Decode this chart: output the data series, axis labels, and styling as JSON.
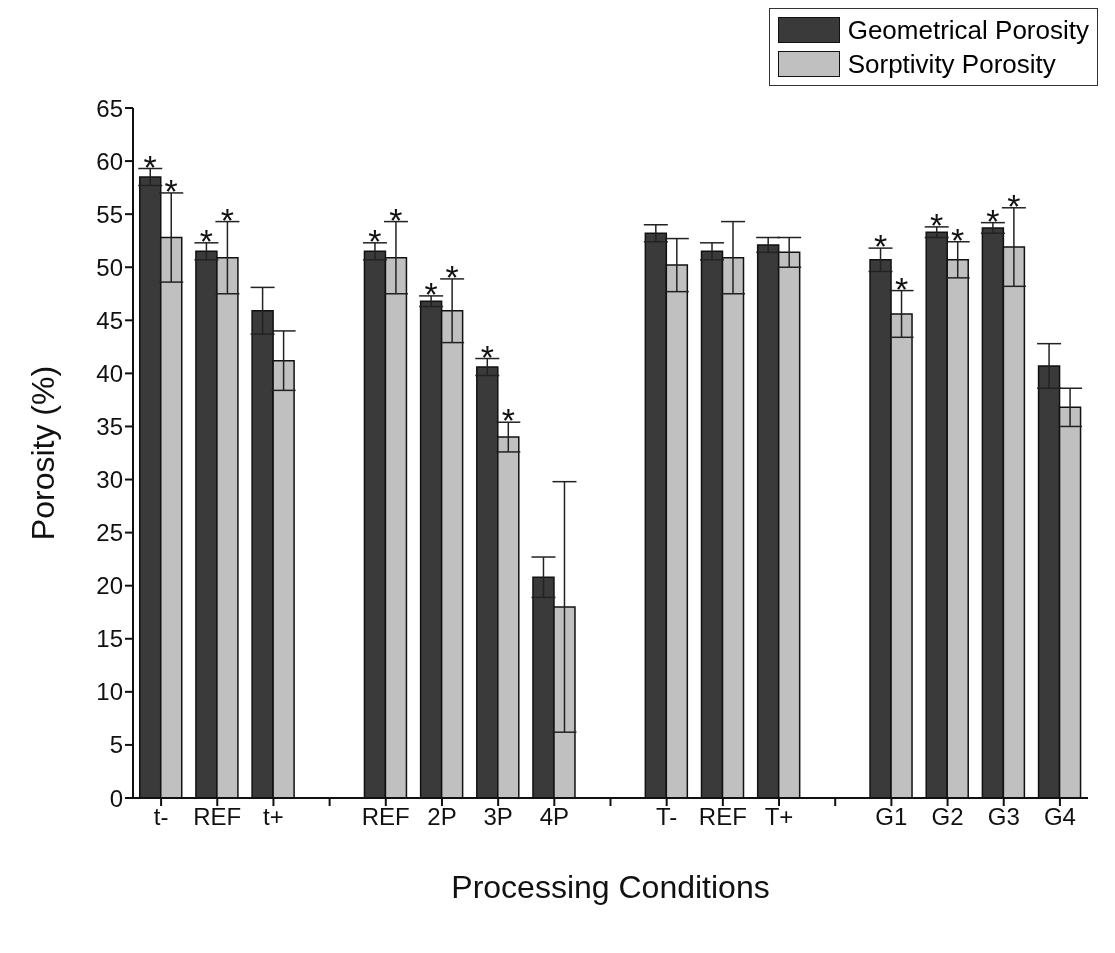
{
  "chart_data": {
    "type": "bar",
    "xlabel": "Processing Conditions",
    "ylabel": "Porosity (%)",
    "categories": [
      "t-",
      "REF",
      "t+",
      null,
      "REF",
      "2P",
      "3P",
      "4P",
      null,
      "T-",
      "REF",
      "T+",
      null,
      "G1",
      "G2",
      "G3",
      "G4"
    ],
    "series": [
      {
        "name": "Geometrical Porosity",
        "color": "#3a3a3a",
        "values": [
          58.5,
          51.5,
          45.9,
          null,
          51.5,
          46.8,
          40.6,
          20.8,
          null,
          53.2,
          51.5,
          52.1,
          null,
          50.7,
          53.3,
          53.7,
          40.7
        ],
        "errors": [
          0.8,
          0.8,
          2.2,
          null,
          0.8,
          0.5,
          0.8,
          1.9,
          null,
          0.8,
          0.8,
          0.7,
          null,
          1.1,
          0.5,
          0.5,
          2.1
        ],
        "value_labels": [
          "*",
          "*",
          null,
          null,
          "*",
          "*",
          "*",
          null,
          null,
          null,
          null,
          null,
          null,
          "*",
          "*",
          "*",
          null
        ]
      },
      {
        "name": "Sorptivity Porosity",
        "color": "#c0c0c0",
        "values": [
          52.8,
          50.9,
          41.2,
          null,
          50.9,
          45.9,
          34.0,
          18.0,
          null,
          50.2,
          50.9,
          51.4,
          null,
          45.6,
          50.7,
          51.9,
          36.8
        ],
        "errors": [
          4.2,
          3.4,
          2.8,
          null,
          3.4,
          3.0,
          1.4,
          11.8,
          null,
          2.5,
          3.4,
          1.4,
          null,
          2.2,
          1.7,
          3.7,
          1.8
        ],
        "value_labels": [
          "*",
          "*",
          null,
          null,
          "*",
          "*",
          "*",
          null,
          null,
          null,
          null,
          null,
          null,
          "*",
          "*",
          "*",
          null
        ]
      }
    ],
    "ylim": [
      0,
      65
    ],
    "yticks": [
      0,
      5,
      10,
      15,
      20,
      25,
      30,
      35,
      40,
      45,
      50,
      55,
      60,
      65
    ],
    "grid": false,
    "legend": "top right"
  }
}
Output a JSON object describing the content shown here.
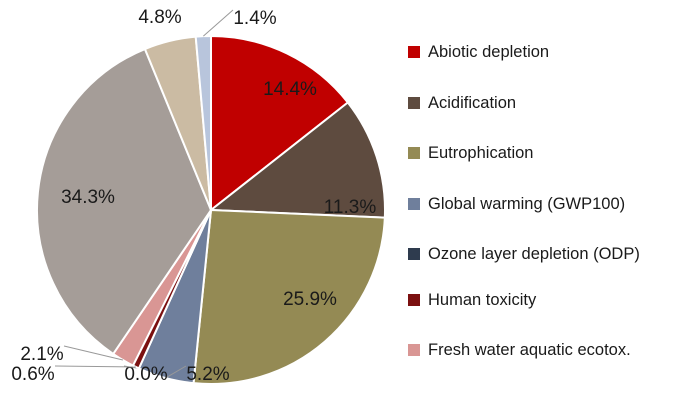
{
  "chart_data": {
    "type": "pie",
    "categories": [
      "Abiotic depletion",
      "Acidification",
      "Eutrophication",
      "Global warming (GWP100)",
      "Ozone layer depletion (ODP)",
      "Human toxicity",
      "Fresh water aquatic ecotox.",
      null,
      null,
      null
    ],
    "values": [
      14.4,
      11.3,
      25.9,
      5.2,
      0.0,
      0.6,
      2.1,
      34.3,
      4.8,
      1.4
    ],
    "value_labels": [
      "14.4%",
      "11.3%",
      "25.9%",
      "5.2%",
      "0.0%",
      "0.6%",
      "2.1%",
      "34.3%",
      "4.8%",
      "1.4%"
    ],
    "colors": [
      "#c00000",
      "#5e4b3f",
      "#948a54",
      "#6f7f9c",
      "#2e3b4e",
      "#7b1010",
      "#d99694",
      "#a59d98",
      "#cbbba3",
      "#b8c5dc"
    ]
  }
}
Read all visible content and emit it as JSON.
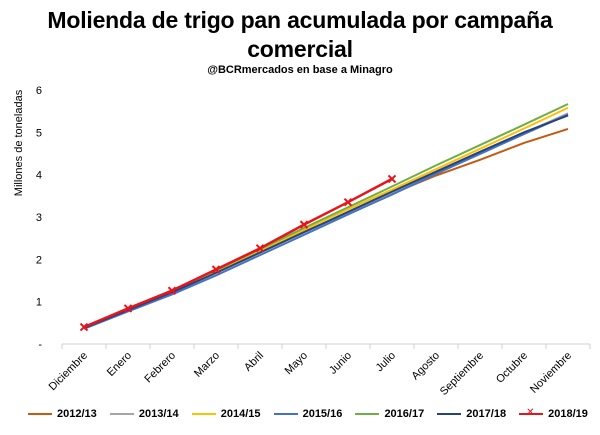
{
  "chart_data": {
    "type": "line",
    "title": "Molienda de trigo pan acumulada por campaña comercial",
    "subtitle": "@BCRmercados en base a Minagro",
    "ylabel": "Millones de toneladas",
    "xlabel": "",
    "ylim": [
      0,
      6
    ],
    "yticks": [
      "-",
      "1",
      "2",
      "3",
      "4",
      "5",
      "6"
    ],
    "categories": [
      "Diciembre",
      "Enero",
      "Febrero",
      "Marzo",
      "Abril",
      "Mayo",
      "Junio",
      "Julio",
      "Agosto",
      "Septiembre",
      "Octubre",
      "Noviembre"
    ],
    "grid": false,
    "legend_position": "bottom",
    "series": [
      {
        "name": "2012/13",
        "color": "#c55a11",
        "marker": false,
        "values": [
          0.4,
          0.82,
          1.22,
          1.7,
          2.18,
          2.65,
          3.1,
          3.55,
          3.98,
          4.35,
          4.75,
          5.08
        ]
      },
      {
        "name": "2013/14",
        "color": "#a5a5a5",
        "marker": false,
        "values": [
          0.39,
          0.8,
          1.2,
          1.68,
          2.16,
          2.64,
          3.1,
          3.57,
          4.05,
          4.52,
          4.98,
          5.45
        ]
      },
      {
        "name": "2014/15",
        "color": "#ffc000",
        "marker": false,
        "values": [
          0.4,
          0.83,
          1.25,
          1.72,
          2.2,
          2.7,
          3.18,
          3.65,
          4.13,
          4.61,
          5.09,
          5.58
        ]
      },
      {
        "name": "2015/16",
        "color": "#4472c4",
        "marker": false,
        "values": [
          0.36,
          0.77,
          1.17,
          1.62,
          2.1,
          2.58,
          3.06,
          3.53,
          4.02,
          4.49,
          4.96,
          5.42
        ]
      },
      {
        "name": "2016/17",
        "color": "#70ad47",
        "marker": false,
        "values": [
          0.4,
          0.83,
          1.27,
          1.74,
          2.24,
          2.74,
          3.23,
          3.72,
          4.22,
          4.7,
          5.18,
          5.67
        ]
      },
      {
        "name": "2017/18",
        "color": "#264478",
        "marker": false,
        "values": [
          0.38,
          0.8,
          1.22,
          1.68,
          2.16,
          2.64,
          3.12,
          3.6,
          4.07,
          4.54,
          5.0,
          5.4
        ]
      },
      {
        "name": "2018/19",
        "color": "#e8141b",
        "marker": true,
        "values": [
          0.4,
          0.84,
          1.26,
          1.76,
          2.26,
          2.82,
          3.35,
          3.9,
          null,
          null,
          null,
          null
        ]
      }
    ]
  }
}
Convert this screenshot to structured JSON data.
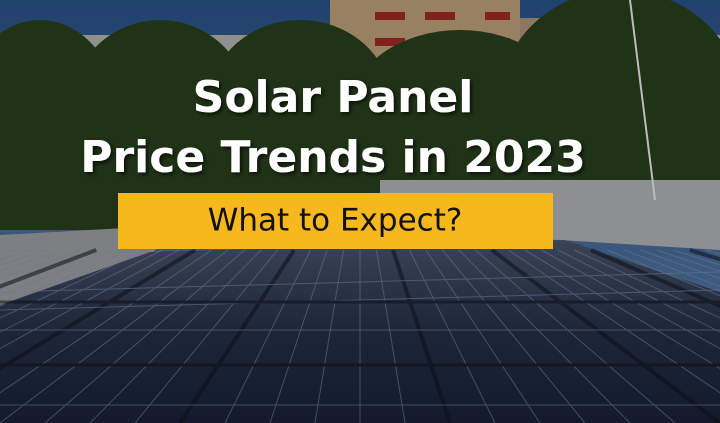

PROBLEM
Keep only those lines of the records that hold "this", and return them.

RESULT BELOW
Decode this chart: output the data series, axis labels, and styling as JSON.
Convert this screenshot to structured JSON data.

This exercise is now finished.